• [Exercise goal] For the material that follows, list every line containing the word "just".

━━━

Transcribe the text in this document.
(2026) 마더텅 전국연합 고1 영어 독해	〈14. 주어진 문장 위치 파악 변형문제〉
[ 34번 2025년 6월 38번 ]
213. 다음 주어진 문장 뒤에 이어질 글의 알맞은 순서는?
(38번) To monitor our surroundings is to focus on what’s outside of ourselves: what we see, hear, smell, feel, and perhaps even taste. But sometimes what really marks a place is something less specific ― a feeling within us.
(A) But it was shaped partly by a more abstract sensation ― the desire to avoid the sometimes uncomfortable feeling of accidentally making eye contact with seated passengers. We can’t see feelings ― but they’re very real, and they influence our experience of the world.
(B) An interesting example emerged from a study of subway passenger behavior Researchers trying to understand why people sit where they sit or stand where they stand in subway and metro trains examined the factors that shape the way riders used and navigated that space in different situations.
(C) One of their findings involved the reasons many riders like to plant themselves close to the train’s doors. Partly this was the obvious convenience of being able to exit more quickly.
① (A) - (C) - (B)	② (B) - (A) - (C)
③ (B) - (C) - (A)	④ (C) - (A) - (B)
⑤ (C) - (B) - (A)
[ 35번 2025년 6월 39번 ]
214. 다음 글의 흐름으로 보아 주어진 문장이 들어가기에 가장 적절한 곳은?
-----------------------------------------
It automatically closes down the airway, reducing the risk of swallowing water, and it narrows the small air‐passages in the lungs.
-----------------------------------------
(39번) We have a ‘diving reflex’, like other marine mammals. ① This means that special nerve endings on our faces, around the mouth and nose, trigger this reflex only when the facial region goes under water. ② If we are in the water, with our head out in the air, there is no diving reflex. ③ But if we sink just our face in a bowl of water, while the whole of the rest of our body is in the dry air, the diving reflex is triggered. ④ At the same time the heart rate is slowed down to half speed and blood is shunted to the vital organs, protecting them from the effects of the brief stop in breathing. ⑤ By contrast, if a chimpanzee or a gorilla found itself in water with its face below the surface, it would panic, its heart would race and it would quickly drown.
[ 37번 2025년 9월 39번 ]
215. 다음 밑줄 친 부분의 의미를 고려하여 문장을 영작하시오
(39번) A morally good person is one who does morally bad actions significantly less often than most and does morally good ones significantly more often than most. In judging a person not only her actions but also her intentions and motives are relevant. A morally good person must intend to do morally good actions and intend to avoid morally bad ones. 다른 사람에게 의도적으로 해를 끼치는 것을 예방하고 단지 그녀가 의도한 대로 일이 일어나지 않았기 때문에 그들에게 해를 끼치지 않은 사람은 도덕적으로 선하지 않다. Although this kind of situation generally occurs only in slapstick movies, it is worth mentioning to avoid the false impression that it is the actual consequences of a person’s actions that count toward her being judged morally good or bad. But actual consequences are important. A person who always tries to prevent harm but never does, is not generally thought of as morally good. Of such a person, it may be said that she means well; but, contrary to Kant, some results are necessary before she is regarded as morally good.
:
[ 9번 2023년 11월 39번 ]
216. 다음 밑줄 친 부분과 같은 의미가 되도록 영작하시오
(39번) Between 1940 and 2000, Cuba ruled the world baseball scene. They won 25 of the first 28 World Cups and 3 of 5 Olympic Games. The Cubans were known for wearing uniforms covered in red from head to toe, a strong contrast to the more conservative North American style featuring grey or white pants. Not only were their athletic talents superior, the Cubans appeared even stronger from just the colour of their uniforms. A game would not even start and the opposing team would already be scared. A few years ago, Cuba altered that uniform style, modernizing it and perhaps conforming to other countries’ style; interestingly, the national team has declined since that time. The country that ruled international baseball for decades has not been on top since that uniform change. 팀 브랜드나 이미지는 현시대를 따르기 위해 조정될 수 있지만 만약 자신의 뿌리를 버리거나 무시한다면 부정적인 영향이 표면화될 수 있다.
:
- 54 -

━━━

• [Task response]
(39번) We have a ‘diving reflex’, like other marine mammals. ① This means that special nerve endings on our faces, around the mouth and nose, trigger this reflex only when the facial region goes under water. ② If we are in the water, with our head out in the air, there is no diving reflex. ③ But if we sink just our face in a bowl of water, while the whole of the rest of our body is in the dry air, the diving reflex is triggered. ④ At the same time the heart rate is slowed down to half speed and blood is shunted to the vital organs, protecting them from the effects of the brief stop in breathing. ⑤ By contrast, if a chimpanzee or a gorilla found itself in water with its face below the surface, it would panic, its heart would race and it would quickly drown.
(39번) Between 1940 and 2000, Cuba ruled the world baseball scene. They won 25 of the first 28 World Cups and 3 of 5 Olympic Games. The Cubans were known for wearing uniforms covered in red from head to toe, a strong contrast to the more conservative North American style featuring grey or white pants. Not only were their athletic talents superior, the Cubans appeared even stronger from just the colour of their uniforms. A game would not even start and the opposing team would already be scared. A few years ago, Cuba altered that uniform style, modernizing it and perhaps conforming to other countries’ style; interestingly, the national team has declined since that time. The country that ruled international baseball for decades has not been on top since that uniform change. 팀 브랜드나 이미지는 현시대를 따르기 위해 조정될 수 있지만 만약 자신의 뿌리를 버리거나 무시한다면 부정적인 영향이 표면화될 수 있다.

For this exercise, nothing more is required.